WHAT YOU WILL DO:
Locate the lines where "button" occurs and copy them as they stand.

[Stored dataset items]
——

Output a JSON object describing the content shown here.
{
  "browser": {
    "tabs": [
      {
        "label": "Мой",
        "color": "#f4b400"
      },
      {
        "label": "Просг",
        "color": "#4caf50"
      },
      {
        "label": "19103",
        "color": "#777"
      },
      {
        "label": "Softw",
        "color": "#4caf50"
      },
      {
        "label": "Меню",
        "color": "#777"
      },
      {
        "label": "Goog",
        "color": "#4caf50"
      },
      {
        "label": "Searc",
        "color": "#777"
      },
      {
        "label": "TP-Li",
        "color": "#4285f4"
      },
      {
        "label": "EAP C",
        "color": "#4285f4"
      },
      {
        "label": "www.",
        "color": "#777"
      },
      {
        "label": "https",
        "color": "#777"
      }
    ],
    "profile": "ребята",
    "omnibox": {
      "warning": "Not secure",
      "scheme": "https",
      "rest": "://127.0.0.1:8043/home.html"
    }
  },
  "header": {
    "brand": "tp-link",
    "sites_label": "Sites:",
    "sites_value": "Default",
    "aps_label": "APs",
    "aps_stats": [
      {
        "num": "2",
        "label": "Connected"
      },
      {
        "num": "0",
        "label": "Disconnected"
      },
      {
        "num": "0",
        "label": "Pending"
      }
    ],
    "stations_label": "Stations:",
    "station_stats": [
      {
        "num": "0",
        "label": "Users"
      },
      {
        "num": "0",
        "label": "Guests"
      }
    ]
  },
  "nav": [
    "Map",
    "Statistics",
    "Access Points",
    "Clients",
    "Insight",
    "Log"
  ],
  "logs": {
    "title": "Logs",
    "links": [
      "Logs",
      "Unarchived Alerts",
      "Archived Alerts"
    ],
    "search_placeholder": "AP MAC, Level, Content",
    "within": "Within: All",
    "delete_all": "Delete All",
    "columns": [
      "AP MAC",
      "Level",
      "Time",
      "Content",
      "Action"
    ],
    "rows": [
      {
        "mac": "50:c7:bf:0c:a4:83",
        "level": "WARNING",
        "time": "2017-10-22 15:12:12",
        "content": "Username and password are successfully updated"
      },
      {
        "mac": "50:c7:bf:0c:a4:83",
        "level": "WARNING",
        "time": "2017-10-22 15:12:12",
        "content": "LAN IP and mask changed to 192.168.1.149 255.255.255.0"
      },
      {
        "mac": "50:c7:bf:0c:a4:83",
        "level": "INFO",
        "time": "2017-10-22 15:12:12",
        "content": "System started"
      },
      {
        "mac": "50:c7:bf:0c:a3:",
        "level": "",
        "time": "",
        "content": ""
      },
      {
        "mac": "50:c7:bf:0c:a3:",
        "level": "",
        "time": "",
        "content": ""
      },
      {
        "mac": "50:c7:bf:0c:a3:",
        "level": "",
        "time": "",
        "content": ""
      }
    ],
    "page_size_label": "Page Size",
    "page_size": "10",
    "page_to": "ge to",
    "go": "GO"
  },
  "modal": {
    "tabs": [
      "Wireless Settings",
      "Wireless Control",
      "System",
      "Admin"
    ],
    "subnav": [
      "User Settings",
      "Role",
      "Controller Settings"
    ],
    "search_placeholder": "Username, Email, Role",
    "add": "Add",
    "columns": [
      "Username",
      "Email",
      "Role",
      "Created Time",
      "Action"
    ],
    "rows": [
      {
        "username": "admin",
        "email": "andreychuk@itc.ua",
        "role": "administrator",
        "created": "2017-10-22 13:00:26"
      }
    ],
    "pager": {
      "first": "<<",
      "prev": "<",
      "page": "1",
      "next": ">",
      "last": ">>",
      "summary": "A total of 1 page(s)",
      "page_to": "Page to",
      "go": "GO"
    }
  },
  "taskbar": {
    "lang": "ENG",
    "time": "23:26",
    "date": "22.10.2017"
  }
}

——

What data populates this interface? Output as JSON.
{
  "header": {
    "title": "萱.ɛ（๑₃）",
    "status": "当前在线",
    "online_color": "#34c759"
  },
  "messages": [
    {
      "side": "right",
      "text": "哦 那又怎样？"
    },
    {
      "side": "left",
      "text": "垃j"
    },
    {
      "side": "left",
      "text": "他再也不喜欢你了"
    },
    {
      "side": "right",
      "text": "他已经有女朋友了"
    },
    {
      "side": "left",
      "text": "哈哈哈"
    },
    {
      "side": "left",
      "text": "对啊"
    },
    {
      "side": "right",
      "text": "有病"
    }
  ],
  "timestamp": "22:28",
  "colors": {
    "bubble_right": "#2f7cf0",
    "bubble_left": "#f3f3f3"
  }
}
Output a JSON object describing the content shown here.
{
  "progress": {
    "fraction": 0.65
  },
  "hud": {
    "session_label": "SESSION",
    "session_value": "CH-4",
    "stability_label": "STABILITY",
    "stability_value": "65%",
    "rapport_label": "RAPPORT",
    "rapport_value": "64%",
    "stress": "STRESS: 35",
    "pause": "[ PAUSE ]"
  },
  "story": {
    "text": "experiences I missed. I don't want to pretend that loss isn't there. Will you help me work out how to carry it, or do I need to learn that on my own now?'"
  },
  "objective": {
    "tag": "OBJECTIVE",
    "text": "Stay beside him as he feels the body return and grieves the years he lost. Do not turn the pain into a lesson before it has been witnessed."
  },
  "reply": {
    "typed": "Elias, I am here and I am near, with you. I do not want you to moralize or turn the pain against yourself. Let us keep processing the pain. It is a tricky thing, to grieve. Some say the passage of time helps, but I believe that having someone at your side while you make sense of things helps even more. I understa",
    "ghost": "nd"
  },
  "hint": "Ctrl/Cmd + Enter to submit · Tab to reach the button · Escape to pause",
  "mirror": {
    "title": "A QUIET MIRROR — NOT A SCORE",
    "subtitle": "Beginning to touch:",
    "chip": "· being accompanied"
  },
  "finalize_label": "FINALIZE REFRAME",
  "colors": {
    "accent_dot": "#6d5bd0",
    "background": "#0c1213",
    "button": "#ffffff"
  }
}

——

COMPLETED TASK:
  "hint": "Ctrl/Cmd + Enter to submit · Tab to reach the button · Escape to pause",
    "button": "#ffffff"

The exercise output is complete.